_Prompt_
Copy each line that holds "JSON".

_Record extracts_
....................

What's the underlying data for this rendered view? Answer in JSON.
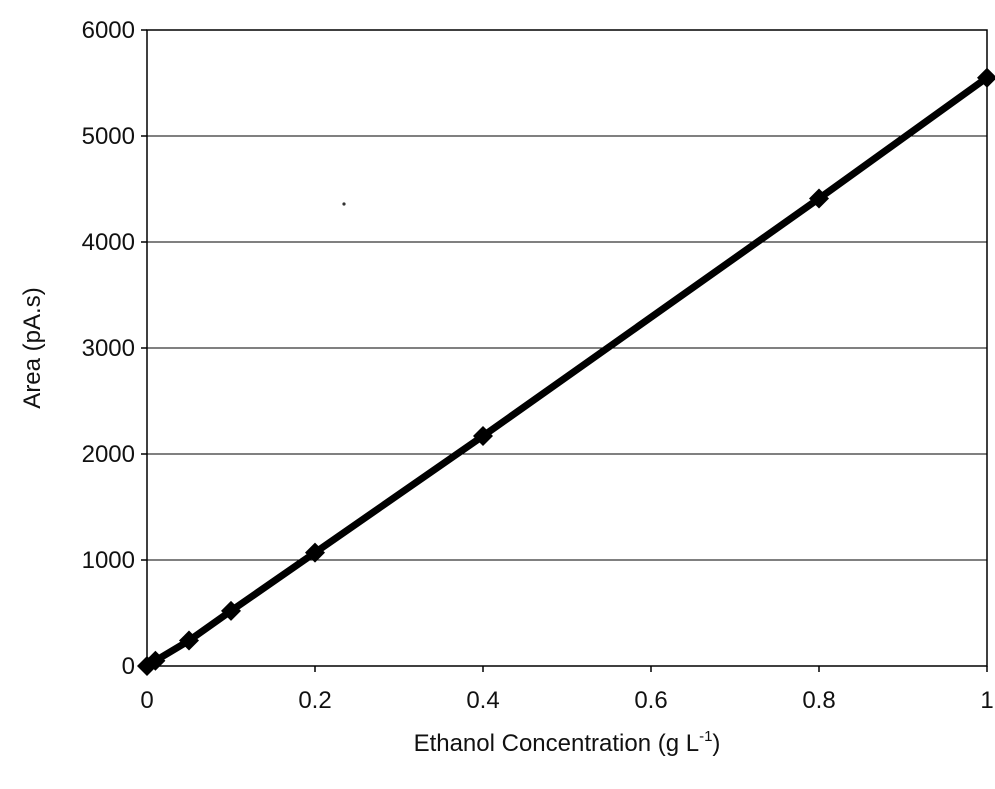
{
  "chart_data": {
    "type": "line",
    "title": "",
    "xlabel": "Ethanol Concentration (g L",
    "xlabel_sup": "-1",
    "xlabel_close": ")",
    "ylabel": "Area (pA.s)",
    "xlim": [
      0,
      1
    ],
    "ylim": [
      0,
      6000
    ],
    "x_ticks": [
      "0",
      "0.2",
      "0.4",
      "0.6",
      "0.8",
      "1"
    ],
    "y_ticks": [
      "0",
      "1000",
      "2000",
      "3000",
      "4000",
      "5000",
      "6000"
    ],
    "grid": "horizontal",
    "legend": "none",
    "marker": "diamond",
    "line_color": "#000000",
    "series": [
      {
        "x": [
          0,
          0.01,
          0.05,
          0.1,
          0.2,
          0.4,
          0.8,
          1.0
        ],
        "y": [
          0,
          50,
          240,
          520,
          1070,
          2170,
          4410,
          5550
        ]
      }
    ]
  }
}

....................

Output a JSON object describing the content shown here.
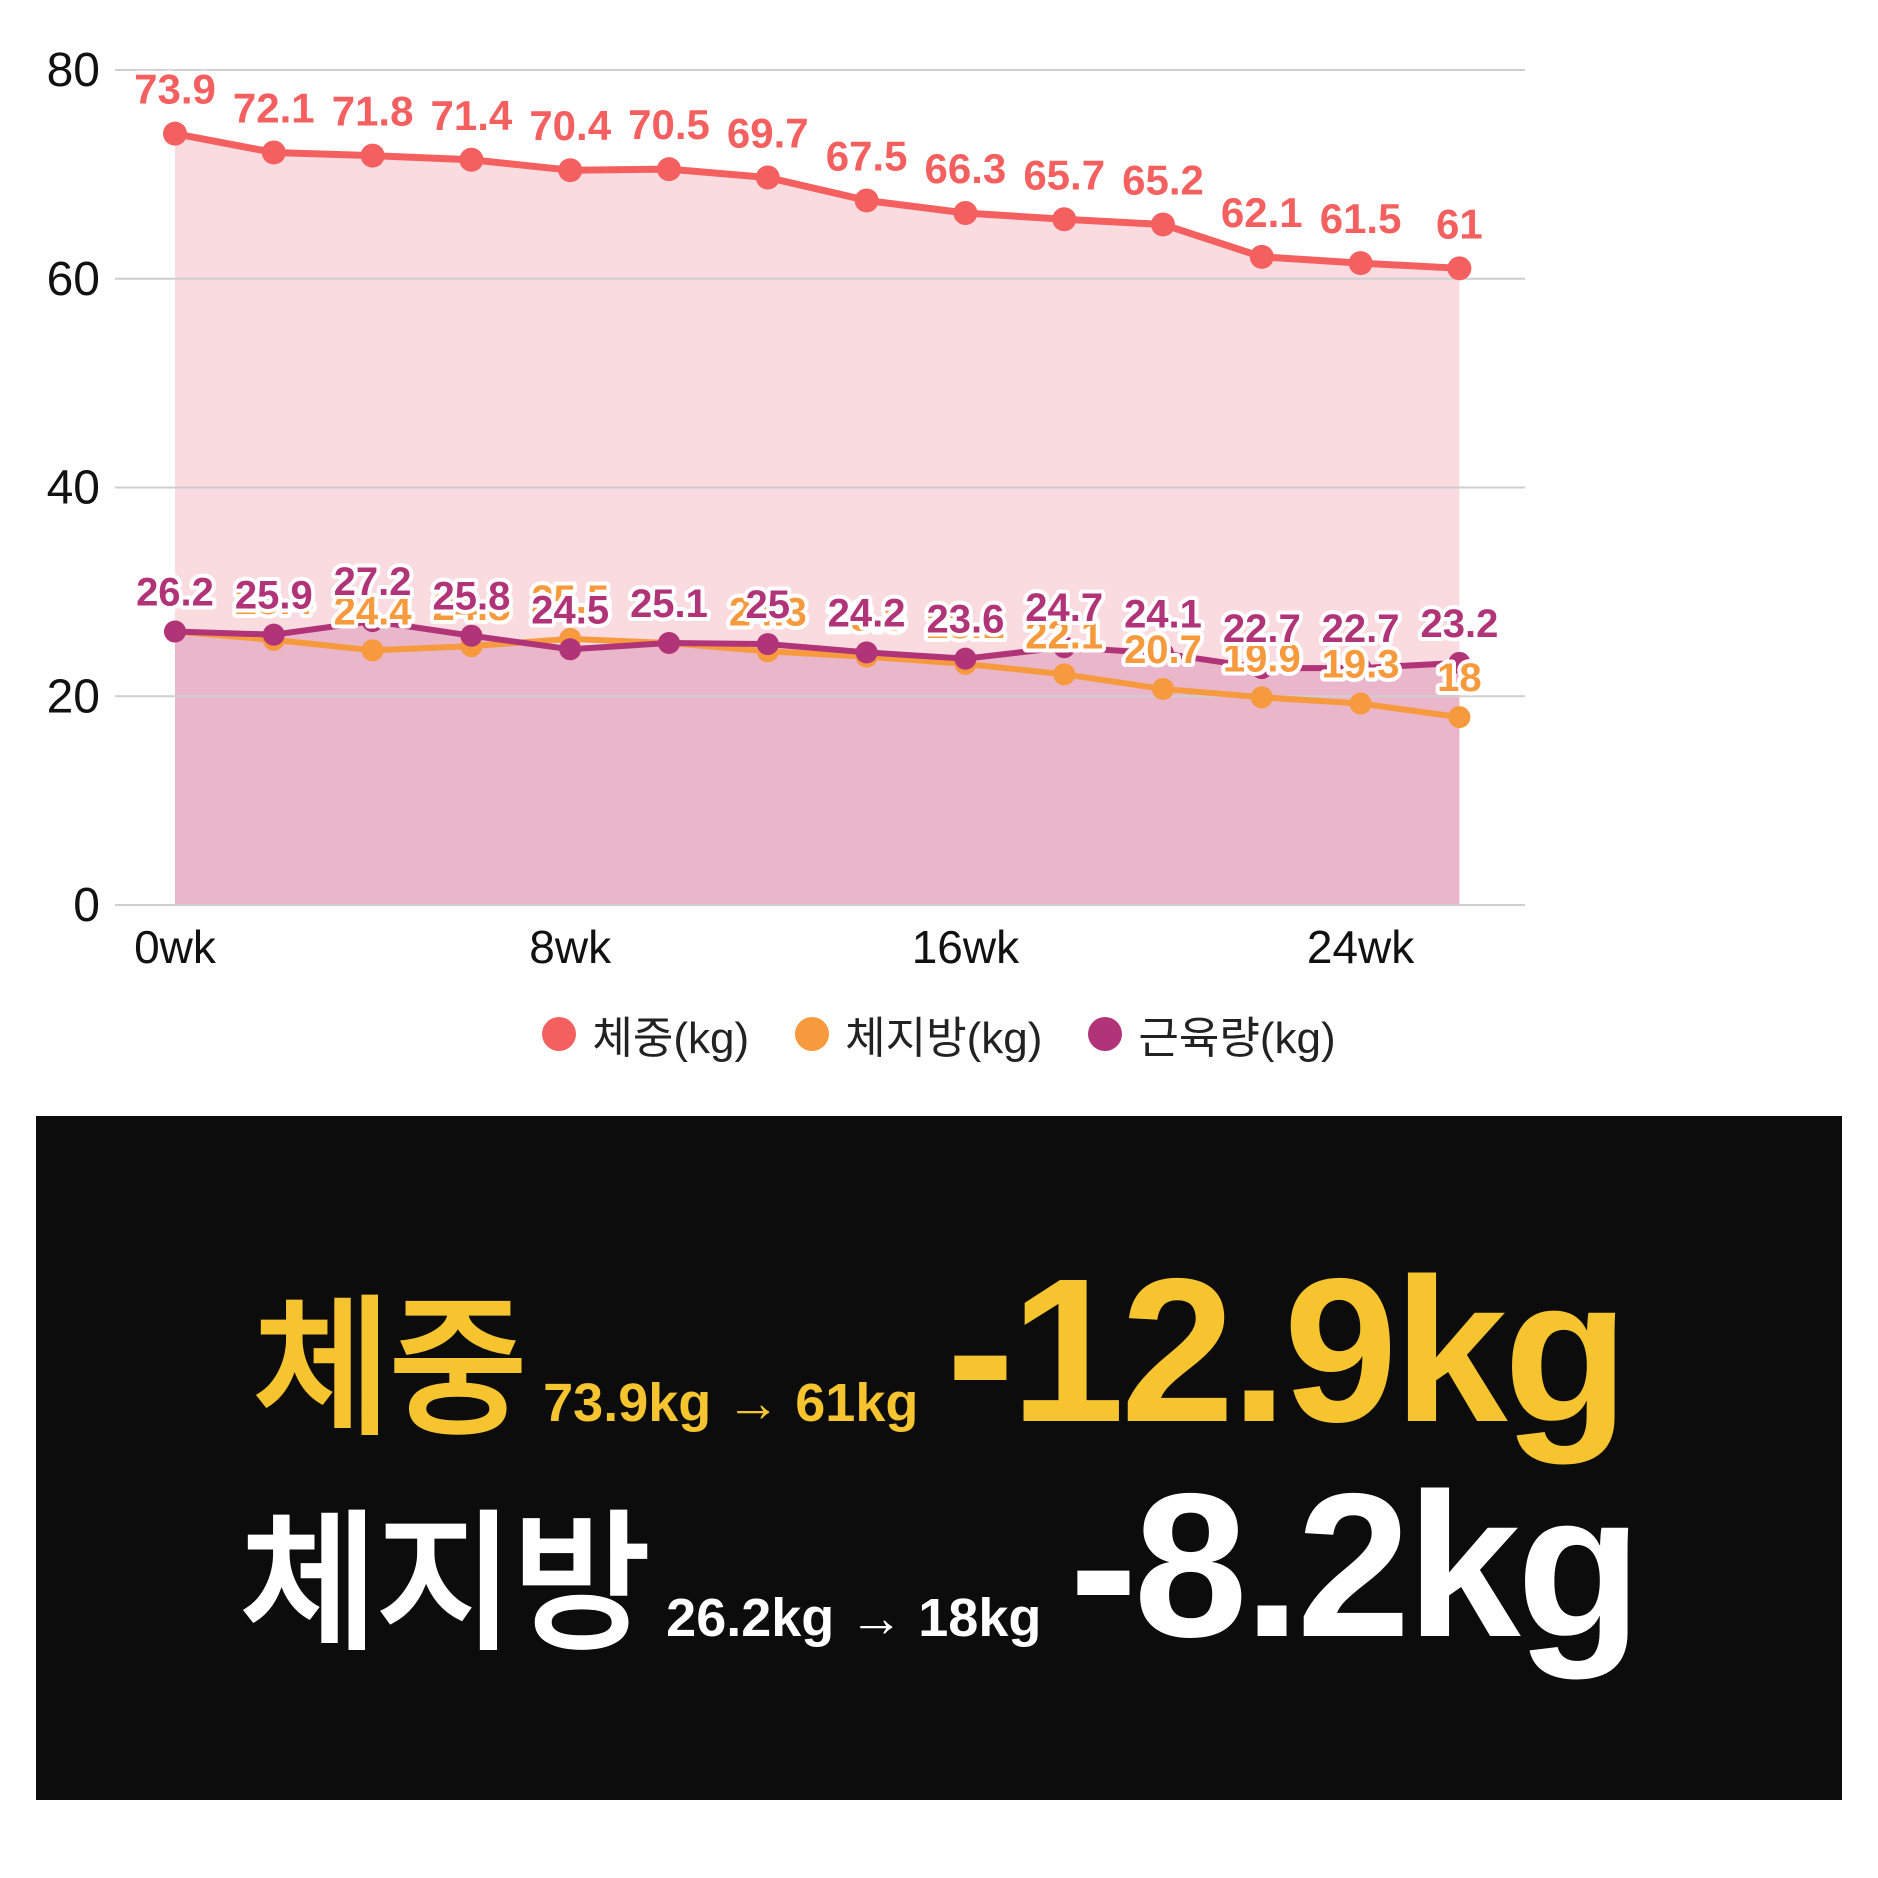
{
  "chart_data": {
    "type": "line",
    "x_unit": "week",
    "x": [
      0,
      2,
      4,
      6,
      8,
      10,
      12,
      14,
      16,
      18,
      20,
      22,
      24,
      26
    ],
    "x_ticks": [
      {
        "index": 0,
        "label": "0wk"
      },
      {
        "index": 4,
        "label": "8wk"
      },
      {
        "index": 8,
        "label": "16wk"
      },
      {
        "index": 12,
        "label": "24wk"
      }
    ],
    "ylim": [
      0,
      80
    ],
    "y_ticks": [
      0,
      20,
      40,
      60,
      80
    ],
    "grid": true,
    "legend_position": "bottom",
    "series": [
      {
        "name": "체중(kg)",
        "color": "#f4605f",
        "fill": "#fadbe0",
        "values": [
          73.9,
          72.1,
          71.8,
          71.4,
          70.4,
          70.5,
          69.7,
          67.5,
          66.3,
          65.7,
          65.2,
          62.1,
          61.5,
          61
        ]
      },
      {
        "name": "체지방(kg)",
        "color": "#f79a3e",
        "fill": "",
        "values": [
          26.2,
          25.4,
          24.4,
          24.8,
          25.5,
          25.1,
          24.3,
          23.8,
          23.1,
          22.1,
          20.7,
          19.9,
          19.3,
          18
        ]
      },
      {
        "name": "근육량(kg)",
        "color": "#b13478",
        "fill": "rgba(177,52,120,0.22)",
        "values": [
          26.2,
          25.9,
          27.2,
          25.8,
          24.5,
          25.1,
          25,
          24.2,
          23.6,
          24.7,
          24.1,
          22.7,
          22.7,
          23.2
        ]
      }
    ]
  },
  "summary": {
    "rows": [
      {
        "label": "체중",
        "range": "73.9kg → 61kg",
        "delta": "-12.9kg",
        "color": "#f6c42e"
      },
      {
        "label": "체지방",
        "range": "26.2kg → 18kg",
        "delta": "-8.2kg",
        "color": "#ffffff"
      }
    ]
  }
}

....................

_The result_
What's the underlying data for this rendered view? Answer in JSON.
Output a JSON object describing the content shown here.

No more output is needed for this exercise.